--- Information supplied ---

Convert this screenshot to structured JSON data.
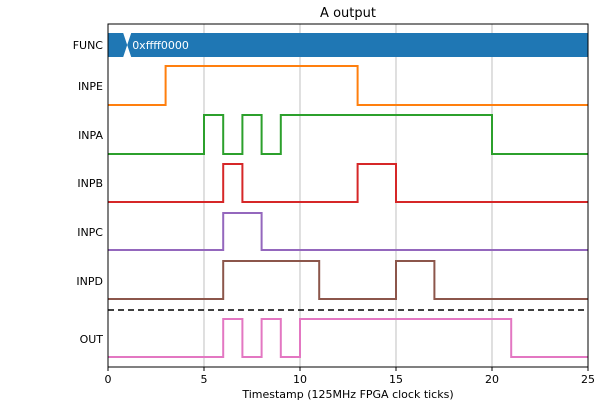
{
  "chart_data": {
    "type": "line",
    "title": "A output",
    "xlabel": "Timestamp (125MHz FPGA clock ticks)",
    "xlim": [
      0,
      25
    ],
    "xticks": [
      0,
      5,
      10,
      15,
      20,
      25
    ],
    "grid": "vertical",
    "bus": {
      "name": "FUNC",
      "value_label": "0xffff0000",
      "transition_x": 1,
      "color": "#1f77b4"
    },
    "series": [
      {
        "name": "INPE",
        "color": "#ff7f0e",
        "initial": 0,
        "edges": [
          3,
          13
        ]
      },
      {
        "name": "INPA",
        "color": "#2ca02c",
        "initial": 0,
        "edges": [
          5,
          6,
          7,
          8,
          9,
          20
        ]
      },
      {
        "name": "INPB",
        "color": "#d62728",
        "initial": 0,
        "edges": [
          6,
          7,
          13,
          15
        ]
      },
      {
        "name": "INPC",
        "color": "#9467bd",
        "initial": 0,
        "edges": [
          6,
          8
        ]
      },
      {
        "name": "INPD",
        "color": "#8c564b",
        "initial": 0,
        "edges": [
          6,
          11,
          15,
          17
        ]
      },
      {
        "name": "OUT",
        "color": "#e377c2",
        "initial": 0,
        "edges": [
          6,
          7,
          8,
          9,
          10,
          21
        ]
      }
    ],
    "separator_after": "INPD"
  }
}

---

(Task): Leaving all pictures aside, quote each record exactly.

(Expected answer):
Convert this screenshot to structured JSON data.
{
  "chart_data": {
    "type": "line",
    "title": "A output",
    "xlabel": "Timestamp (125MHz FPGA clock ticks)",
    "xlim": [
      0,
      25
    ],
    "xticks": [
      0,
      5,
      10,
      15,
      20,
      25
    ],
    "grid": "vertical",
    "bus": {
      "name": "FUNC",
      "value_label": "0xffff0000",
      "transition_x": 1,
      "color": "#1f77b4"
    },
    "series": [
      {
        "name": "INPE",
        "color": "#ff7f0e",
        "initial": 0,
        "edges": [
          3,
          13
        ]
      },
      {
        "name": "INPA",
        "color": "#2ca02c",
        "initial": 0,
        "edges": [
          5,
          6,
          7,
          8,
          9,
          20
        ]
      },
      {
        "name": "INPB",
        "color": "#d62728",
        "initial": 0,
        "edges": [
          6,
          7,
          13,
          15
        ]
      },
      {
        "name": "INPC",
        "color": "#9467bd",
        "initial": 0,
        "edges": [
          6,
          8
        ]
      },
      {
        "name": "INPD",
        "color": "#8c564b",
        "initial": 0,
        "edges": [
          6,
          11,
          15,
          17
        ]
      },
      {
        "name": "OUT",
        "color": "#e377c2",
        "initial": 0,
        "edges": [
          6,
          7,
          8,
          9,
          10,
          21
        ]
      }
    ],
    "separator_after": "INPD"
  }
}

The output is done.